**WORK REQUIRED:**
Show all lines from the data that include the word "this".

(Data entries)
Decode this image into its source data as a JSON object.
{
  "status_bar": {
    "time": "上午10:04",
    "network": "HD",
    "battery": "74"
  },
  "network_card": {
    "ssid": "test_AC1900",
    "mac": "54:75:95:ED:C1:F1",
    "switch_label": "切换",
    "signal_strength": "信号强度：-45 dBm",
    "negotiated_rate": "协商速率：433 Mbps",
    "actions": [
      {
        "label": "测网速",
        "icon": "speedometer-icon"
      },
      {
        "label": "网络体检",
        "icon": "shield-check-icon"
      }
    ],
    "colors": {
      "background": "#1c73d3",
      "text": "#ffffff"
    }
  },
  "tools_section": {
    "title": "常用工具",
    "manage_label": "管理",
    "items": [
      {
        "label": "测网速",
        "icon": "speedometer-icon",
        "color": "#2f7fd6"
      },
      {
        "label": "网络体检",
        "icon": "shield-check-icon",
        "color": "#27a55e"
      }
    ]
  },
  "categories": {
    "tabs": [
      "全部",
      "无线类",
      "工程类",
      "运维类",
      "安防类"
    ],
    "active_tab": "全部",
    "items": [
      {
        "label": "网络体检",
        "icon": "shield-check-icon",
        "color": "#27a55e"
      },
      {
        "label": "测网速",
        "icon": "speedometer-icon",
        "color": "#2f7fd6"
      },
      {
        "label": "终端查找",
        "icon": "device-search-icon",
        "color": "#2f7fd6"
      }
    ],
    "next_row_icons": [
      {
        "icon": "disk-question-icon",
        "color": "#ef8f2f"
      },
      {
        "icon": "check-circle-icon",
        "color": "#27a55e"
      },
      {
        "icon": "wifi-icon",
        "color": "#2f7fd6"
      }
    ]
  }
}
==
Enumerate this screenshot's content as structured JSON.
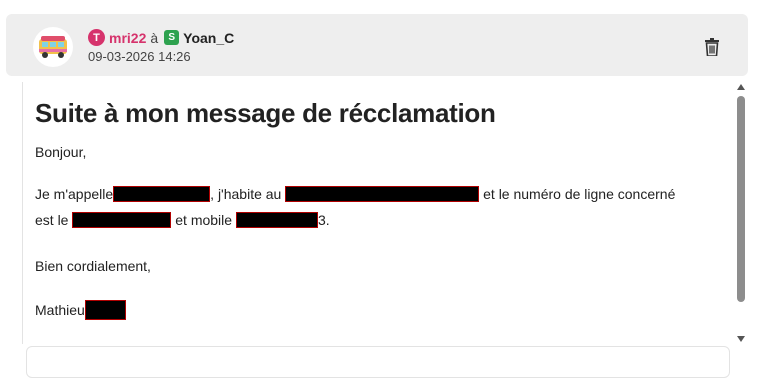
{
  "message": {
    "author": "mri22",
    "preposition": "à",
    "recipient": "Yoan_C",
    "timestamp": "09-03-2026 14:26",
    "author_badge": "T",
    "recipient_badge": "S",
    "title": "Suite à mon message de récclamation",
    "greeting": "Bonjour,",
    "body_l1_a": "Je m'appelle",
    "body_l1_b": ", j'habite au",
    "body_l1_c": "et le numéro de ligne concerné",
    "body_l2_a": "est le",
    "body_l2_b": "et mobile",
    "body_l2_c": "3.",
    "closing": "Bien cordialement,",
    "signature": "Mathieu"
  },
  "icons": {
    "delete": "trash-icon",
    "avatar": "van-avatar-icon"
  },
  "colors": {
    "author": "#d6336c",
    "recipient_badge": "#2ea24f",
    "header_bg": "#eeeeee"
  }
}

**RESPONSE TO THE TASK:**
Decode this image into its source data as a JSON object.
Enumerate this screenshot's content as structured JSON.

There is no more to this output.